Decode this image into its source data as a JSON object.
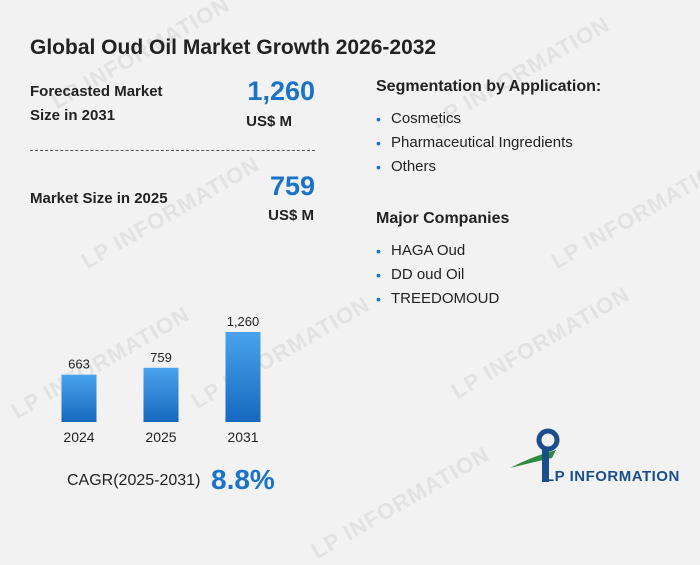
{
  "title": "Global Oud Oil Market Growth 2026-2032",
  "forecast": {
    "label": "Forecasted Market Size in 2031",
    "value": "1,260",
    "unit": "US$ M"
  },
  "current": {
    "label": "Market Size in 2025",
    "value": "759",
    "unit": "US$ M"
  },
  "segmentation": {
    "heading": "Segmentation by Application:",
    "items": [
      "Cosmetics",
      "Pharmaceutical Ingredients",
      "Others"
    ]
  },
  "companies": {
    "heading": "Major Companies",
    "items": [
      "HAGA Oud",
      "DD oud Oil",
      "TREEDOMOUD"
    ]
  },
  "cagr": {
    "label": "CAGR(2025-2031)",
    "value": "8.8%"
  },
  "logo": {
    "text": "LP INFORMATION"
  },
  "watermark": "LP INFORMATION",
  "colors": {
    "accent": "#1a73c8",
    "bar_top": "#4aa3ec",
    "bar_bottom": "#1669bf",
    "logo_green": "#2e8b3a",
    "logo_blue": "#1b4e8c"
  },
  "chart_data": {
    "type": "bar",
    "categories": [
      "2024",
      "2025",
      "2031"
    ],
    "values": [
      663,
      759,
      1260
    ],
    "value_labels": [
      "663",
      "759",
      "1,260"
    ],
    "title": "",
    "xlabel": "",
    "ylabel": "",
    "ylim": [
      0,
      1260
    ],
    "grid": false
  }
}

++++++

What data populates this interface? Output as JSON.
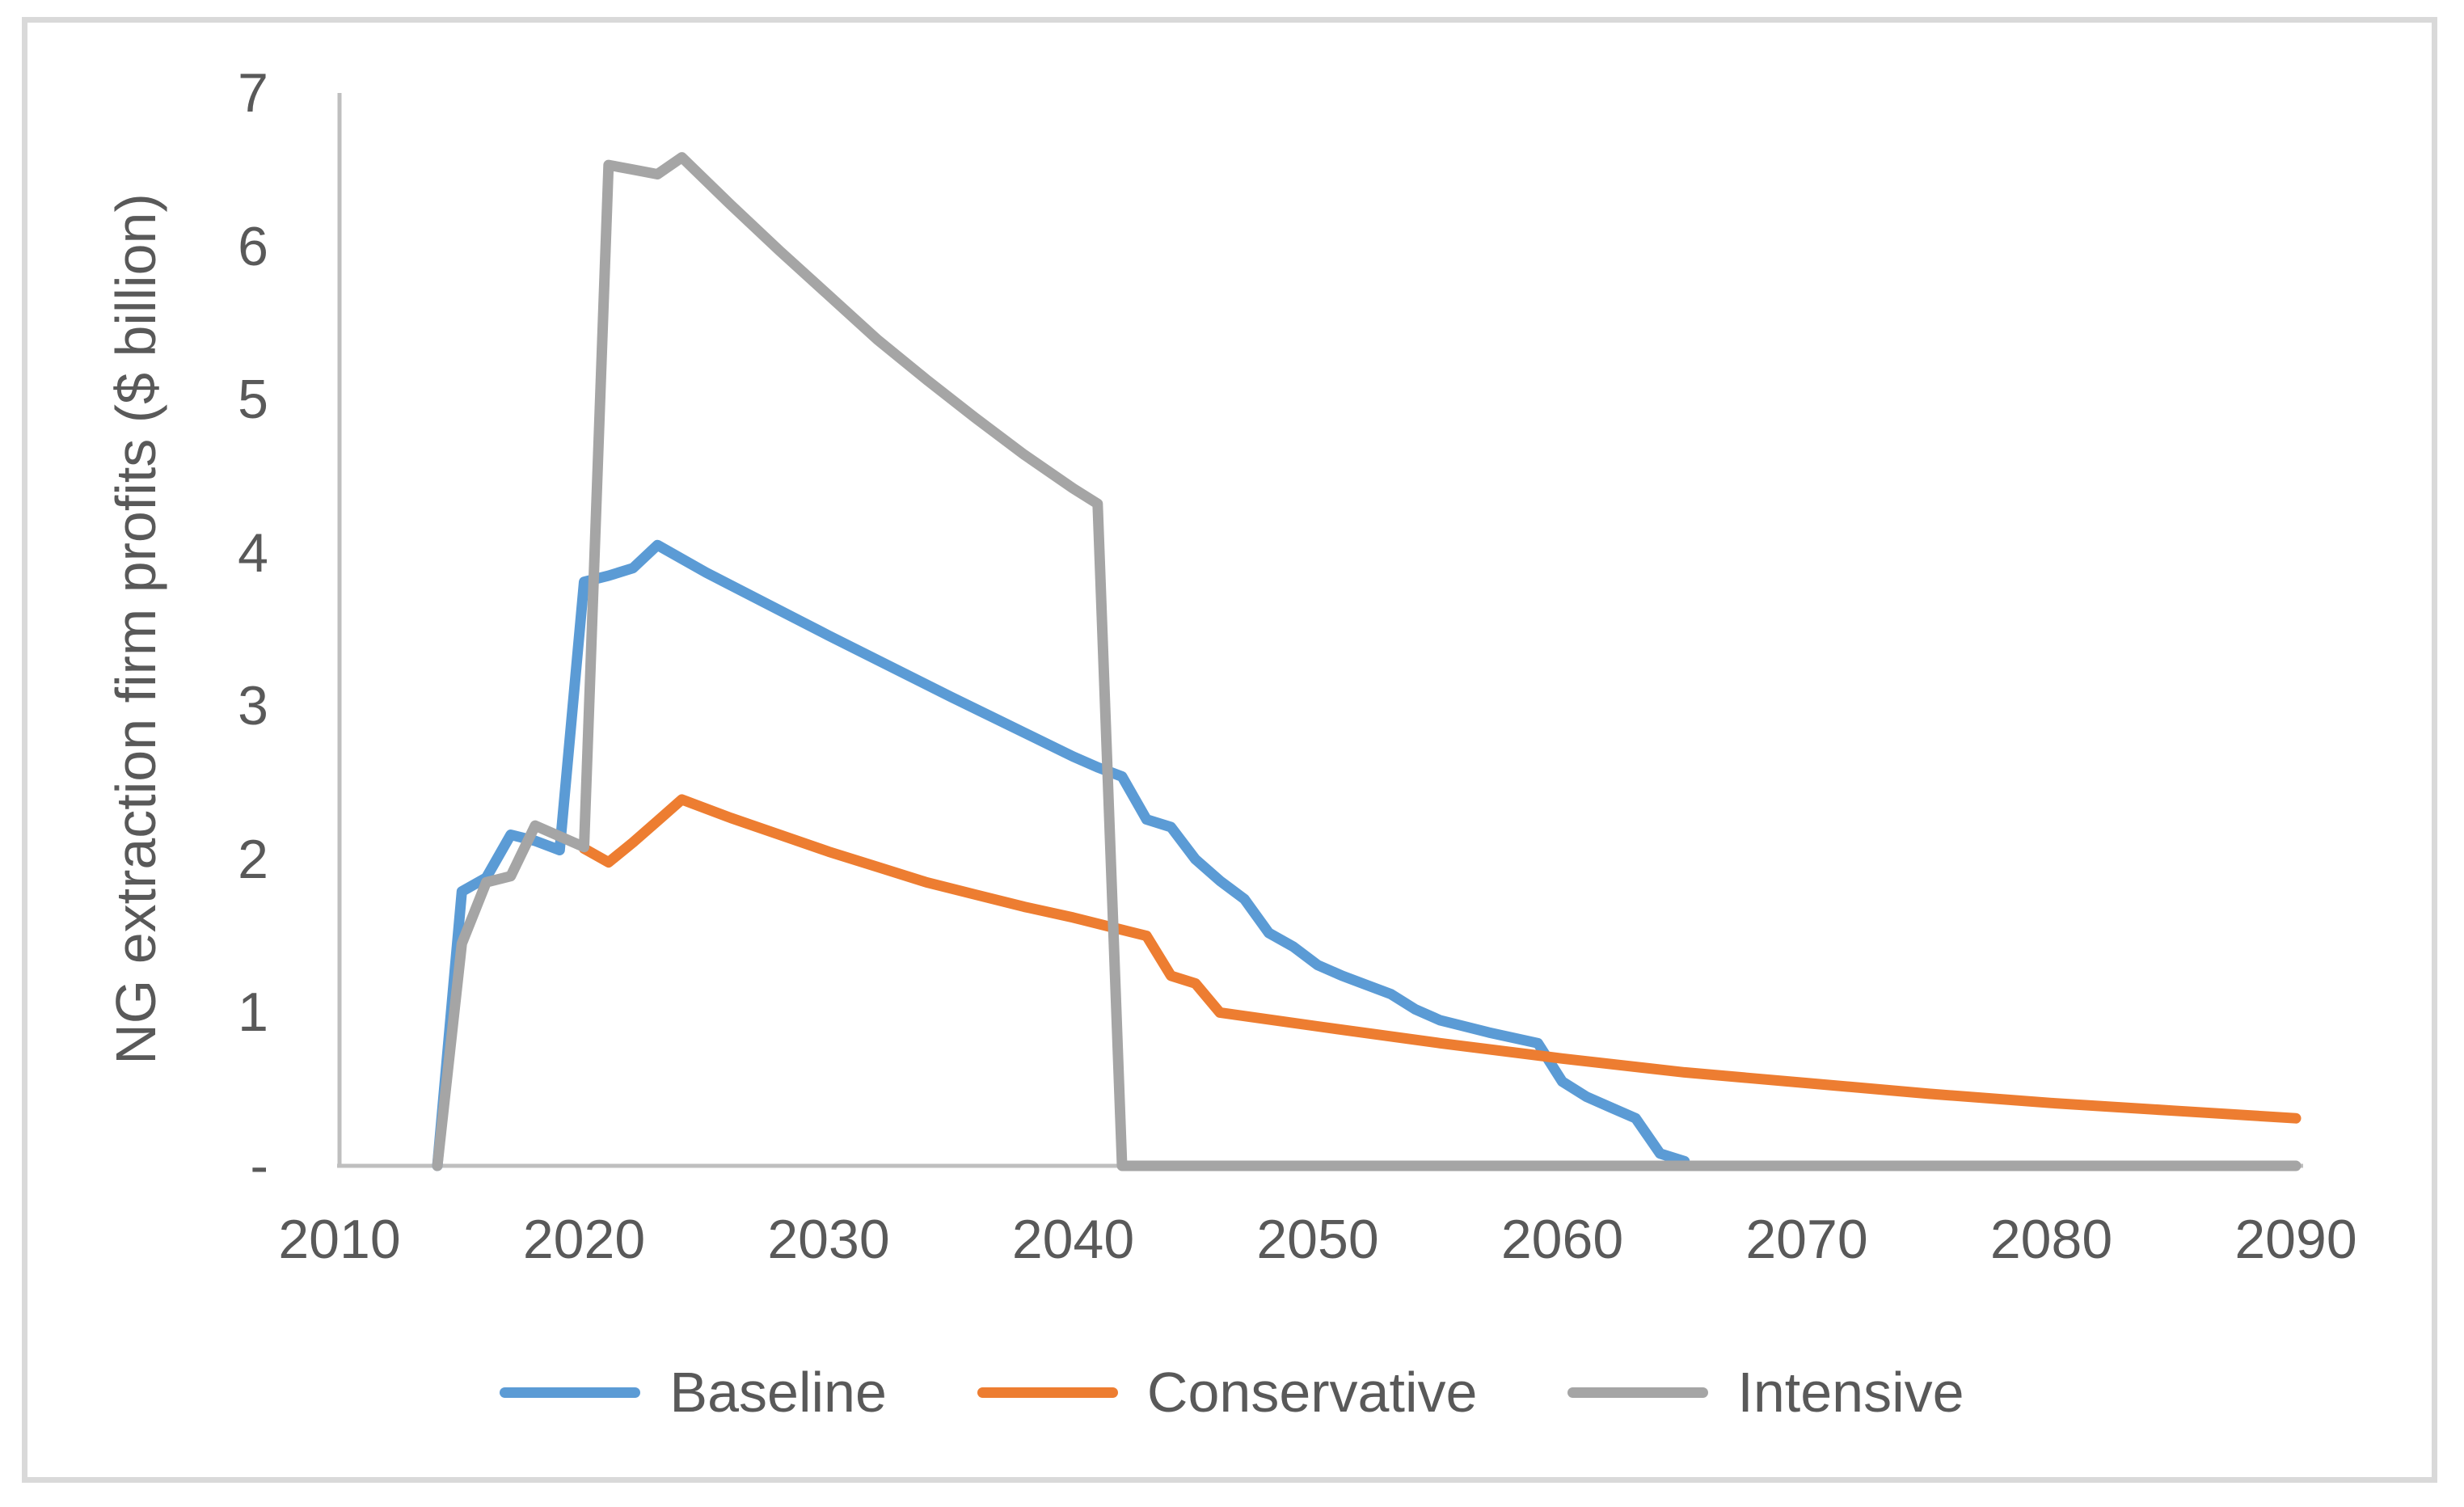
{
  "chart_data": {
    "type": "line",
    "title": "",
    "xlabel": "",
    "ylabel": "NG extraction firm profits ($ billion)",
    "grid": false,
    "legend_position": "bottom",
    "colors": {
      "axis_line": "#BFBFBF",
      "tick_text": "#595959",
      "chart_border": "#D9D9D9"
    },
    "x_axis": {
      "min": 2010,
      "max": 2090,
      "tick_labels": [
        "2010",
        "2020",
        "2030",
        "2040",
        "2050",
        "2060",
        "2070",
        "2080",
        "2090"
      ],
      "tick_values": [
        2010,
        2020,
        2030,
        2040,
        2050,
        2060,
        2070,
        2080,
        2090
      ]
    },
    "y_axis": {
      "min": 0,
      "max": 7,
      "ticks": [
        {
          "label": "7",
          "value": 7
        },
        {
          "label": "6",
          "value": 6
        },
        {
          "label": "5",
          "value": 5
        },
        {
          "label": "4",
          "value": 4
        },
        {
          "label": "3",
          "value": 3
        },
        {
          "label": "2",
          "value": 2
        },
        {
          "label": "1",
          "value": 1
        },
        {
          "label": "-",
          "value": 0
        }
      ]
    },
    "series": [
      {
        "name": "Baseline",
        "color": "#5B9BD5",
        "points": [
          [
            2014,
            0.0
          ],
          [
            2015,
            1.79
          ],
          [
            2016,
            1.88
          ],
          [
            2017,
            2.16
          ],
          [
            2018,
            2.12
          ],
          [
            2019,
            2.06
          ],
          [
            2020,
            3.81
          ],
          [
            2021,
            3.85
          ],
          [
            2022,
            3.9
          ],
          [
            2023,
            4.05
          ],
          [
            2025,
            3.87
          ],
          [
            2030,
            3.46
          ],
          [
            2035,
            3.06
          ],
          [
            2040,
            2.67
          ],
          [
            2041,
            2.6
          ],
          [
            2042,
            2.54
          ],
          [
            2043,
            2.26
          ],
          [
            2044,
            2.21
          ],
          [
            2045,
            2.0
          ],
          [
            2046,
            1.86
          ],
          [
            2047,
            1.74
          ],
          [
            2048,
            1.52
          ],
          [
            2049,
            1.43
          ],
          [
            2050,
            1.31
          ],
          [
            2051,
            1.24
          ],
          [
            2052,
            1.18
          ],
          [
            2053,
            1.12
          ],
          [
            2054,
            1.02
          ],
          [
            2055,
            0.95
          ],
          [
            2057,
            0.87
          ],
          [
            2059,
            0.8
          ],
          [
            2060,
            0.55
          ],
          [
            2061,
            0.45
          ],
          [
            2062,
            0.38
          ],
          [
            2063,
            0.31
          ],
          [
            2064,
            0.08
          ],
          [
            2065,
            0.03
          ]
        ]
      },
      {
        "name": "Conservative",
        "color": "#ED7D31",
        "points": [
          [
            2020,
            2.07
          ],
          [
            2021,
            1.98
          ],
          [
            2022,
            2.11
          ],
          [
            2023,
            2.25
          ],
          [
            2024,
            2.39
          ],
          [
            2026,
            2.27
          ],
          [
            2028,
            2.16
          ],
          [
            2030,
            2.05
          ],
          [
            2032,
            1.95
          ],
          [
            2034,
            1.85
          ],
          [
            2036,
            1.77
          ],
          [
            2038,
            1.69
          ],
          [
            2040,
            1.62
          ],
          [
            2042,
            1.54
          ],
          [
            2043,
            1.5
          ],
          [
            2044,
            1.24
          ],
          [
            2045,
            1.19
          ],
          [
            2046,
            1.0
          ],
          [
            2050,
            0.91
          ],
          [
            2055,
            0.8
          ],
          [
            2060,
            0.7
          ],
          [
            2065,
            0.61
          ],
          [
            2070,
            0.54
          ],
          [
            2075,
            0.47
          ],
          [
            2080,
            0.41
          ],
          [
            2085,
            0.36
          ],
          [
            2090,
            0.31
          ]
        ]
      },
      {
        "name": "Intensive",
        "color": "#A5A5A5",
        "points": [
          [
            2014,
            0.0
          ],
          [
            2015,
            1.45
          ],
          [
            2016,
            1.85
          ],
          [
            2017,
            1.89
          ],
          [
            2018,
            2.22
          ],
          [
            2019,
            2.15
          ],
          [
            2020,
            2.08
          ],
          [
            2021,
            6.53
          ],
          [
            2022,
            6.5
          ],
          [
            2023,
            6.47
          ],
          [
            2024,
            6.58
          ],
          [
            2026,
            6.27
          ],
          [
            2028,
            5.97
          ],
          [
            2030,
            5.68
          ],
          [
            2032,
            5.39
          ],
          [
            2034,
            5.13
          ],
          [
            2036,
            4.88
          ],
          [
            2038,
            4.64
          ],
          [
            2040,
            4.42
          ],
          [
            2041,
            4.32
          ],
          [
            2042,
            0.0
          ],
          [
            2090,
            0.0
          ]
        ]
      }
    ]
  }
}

++++++

_The task_.
From the listing above, return each line with the word "this".

_Correct answer_.
Decode this image into its source data as a JSON object.
What data populates this interface? Output as JSON.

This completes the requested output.